**The problem**
Find each line containing the string "mean" and return it.

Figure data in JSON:
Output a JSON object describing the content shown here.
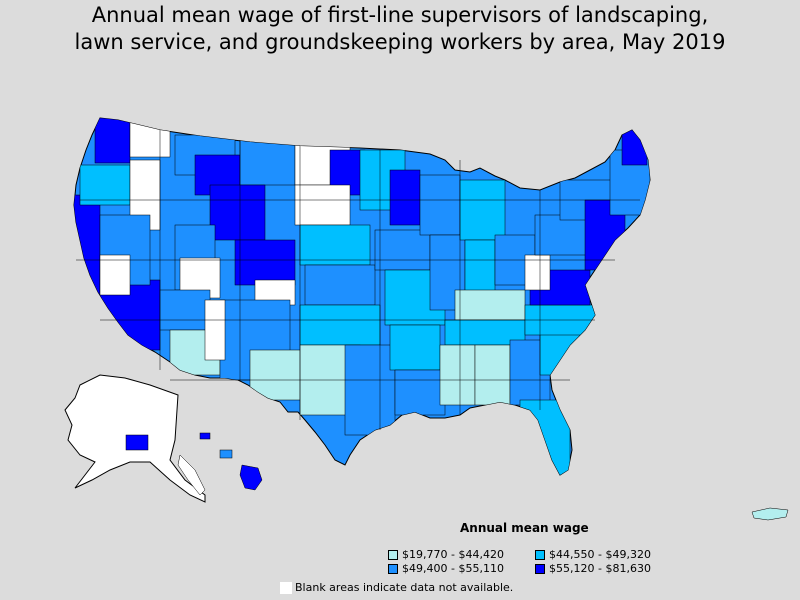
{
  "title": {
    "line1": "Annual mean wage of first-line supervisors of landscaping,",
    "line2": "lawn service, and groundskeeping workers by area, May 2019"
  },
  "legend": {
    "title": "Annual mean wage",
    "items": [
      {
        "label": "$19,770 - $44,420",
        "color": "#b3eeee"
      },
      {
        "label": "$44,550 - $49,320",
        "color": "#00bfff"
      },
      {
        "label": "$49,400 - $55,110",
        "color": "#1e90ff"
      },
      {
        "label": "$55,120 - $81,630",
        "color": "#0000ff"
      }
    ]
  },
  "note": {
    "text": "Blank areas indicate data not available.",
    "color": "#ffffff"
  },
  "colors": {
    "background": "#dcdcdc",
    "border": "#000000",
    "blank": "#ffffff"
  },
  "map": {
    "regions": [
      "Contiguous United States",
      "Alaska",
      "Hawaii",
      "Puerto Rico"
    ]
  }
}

---

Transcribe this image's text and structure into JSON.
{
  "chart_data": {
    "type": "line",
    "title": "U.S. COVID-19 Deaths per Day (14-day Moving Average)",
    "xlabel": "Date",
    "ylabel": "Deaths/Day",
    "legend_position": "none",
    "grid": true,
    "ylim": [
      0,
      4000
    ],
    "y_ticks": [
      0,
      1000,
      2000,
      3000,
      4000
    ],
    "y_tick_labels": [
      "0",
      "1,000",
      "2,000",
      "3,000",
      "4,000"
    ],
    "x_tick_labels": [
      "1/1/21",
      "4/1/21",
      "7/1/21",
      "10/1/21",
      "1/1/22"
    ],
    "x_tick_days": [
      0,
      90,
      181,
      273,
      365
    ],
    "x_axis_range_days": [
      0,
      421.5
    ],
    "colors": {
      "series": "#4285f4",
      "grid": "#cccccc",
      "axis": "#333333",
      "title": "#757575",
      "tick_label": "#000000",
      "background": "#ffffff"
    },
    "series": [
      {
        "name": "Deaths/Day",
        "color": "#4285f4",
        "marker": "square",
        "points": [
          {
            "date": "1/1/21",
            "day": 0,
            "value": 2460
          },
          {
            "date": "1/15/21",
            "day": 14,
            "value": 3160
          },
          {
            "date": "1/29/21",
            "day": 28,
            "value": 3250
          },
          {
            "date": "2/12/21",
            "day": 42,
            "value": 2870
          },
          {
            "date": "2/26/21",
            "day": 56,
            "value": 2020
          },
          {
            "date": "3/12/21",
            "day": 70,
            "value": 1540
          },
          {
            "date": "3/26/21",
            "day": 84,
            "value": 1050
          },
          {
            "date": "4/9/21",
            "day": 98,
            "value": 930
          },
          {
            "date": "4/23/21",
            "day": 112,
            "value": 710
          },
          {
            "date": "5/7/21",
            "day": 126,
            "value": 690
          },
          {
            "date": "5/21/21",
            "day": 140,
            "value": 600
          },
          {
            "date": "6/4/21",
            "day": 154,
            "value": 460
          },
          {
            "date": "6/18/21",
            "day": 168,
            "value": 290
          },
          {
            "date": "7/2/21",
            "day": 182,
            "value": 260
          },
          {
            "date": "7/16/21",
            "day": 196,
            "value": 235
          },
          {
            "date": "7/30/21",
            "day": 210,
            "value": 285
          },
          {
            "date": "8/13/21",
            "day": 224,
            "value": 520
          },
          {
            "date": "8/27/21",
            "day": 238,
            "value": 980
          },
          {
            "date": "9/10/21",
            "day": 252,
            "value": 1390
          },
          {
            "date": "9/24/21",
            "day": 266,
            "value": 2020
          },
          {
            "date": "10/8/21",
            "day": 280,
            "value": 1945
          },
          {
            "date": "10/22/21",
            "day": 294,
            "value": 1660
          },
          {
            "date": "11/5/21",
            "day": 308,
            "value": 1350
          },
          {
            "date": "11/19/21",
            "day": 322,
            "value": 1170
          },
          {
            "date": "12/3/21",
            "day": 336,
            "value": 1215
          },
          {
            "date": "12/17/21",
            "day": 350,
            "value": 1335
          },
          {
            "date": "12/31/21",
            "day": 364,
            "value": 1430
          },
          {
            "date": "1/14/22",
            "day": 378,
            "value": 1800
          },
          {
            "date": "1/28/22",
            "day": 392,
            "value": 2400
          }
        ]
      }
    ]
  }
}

==

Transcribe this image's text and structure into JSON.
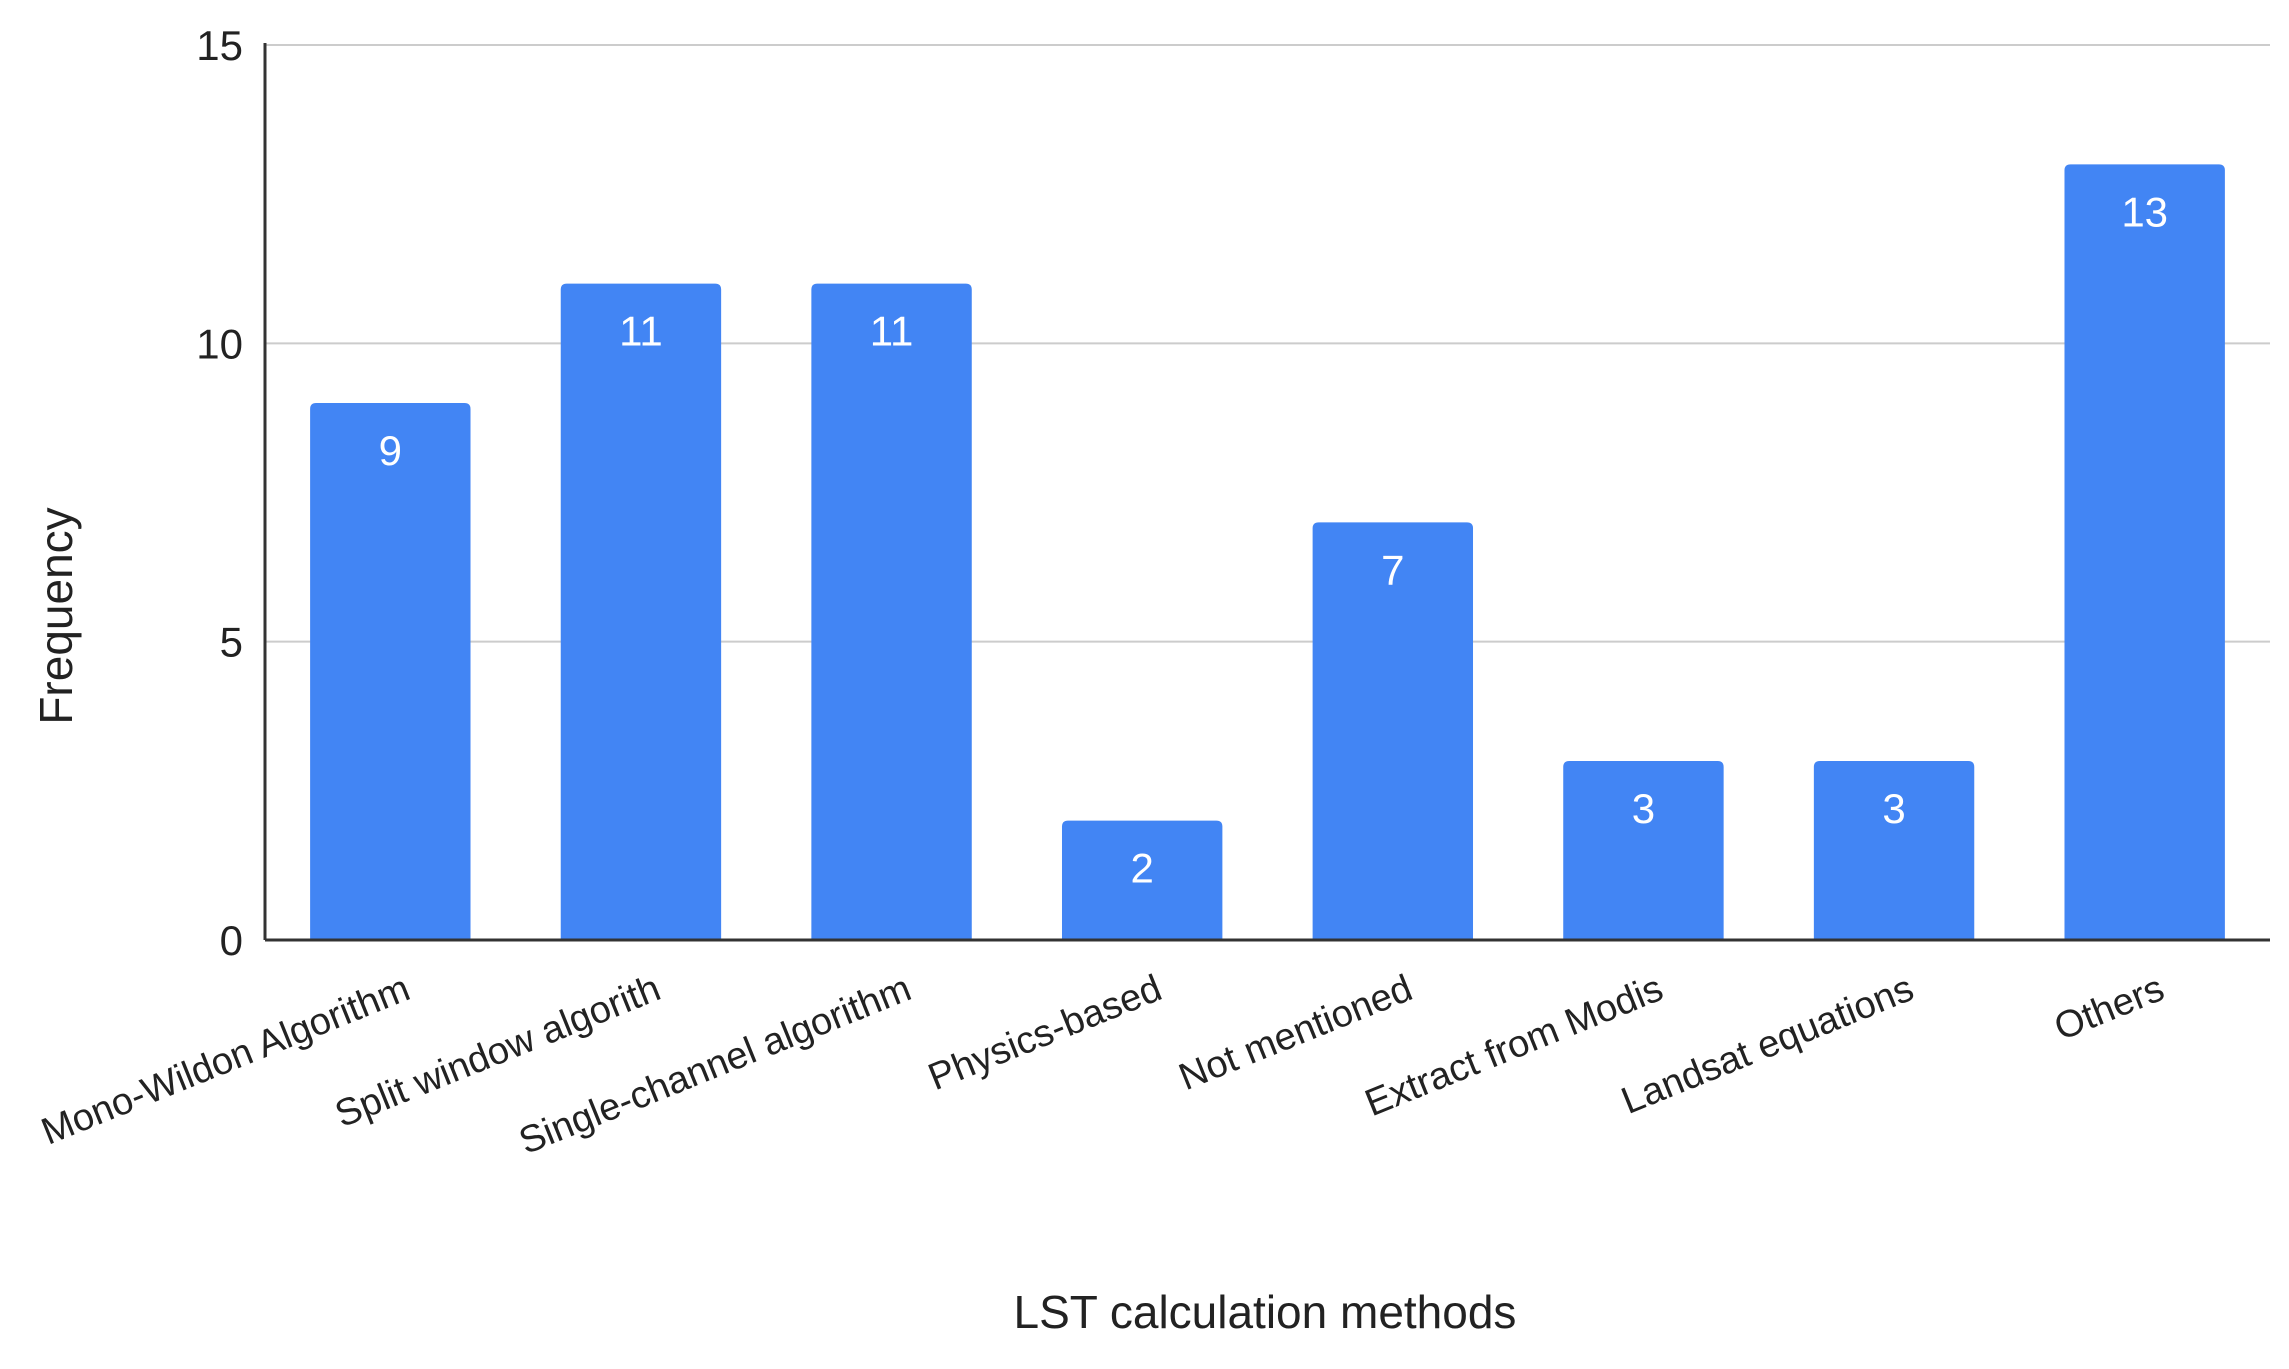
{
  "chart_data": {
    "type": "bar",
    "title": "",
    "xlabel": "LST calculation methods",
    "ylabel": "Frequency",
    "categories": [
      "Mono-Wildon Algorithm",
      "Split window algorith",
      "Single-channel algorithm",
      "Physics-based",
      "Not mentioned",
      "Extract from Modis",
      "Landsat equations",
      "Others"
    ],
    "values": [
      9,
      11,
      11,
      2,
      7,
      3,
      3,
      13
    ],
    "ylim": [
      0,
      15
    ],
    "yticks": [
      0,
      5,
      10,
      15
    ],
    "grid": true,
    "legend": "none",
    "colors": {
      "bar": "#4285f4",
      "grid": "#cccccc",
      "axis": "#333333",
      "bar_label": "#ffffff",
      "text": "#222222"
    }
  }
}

**Exercise output**
    "line1": "Annual mean wage of first-line supervisors of landscaping,",
    "title": "Annual mean wage",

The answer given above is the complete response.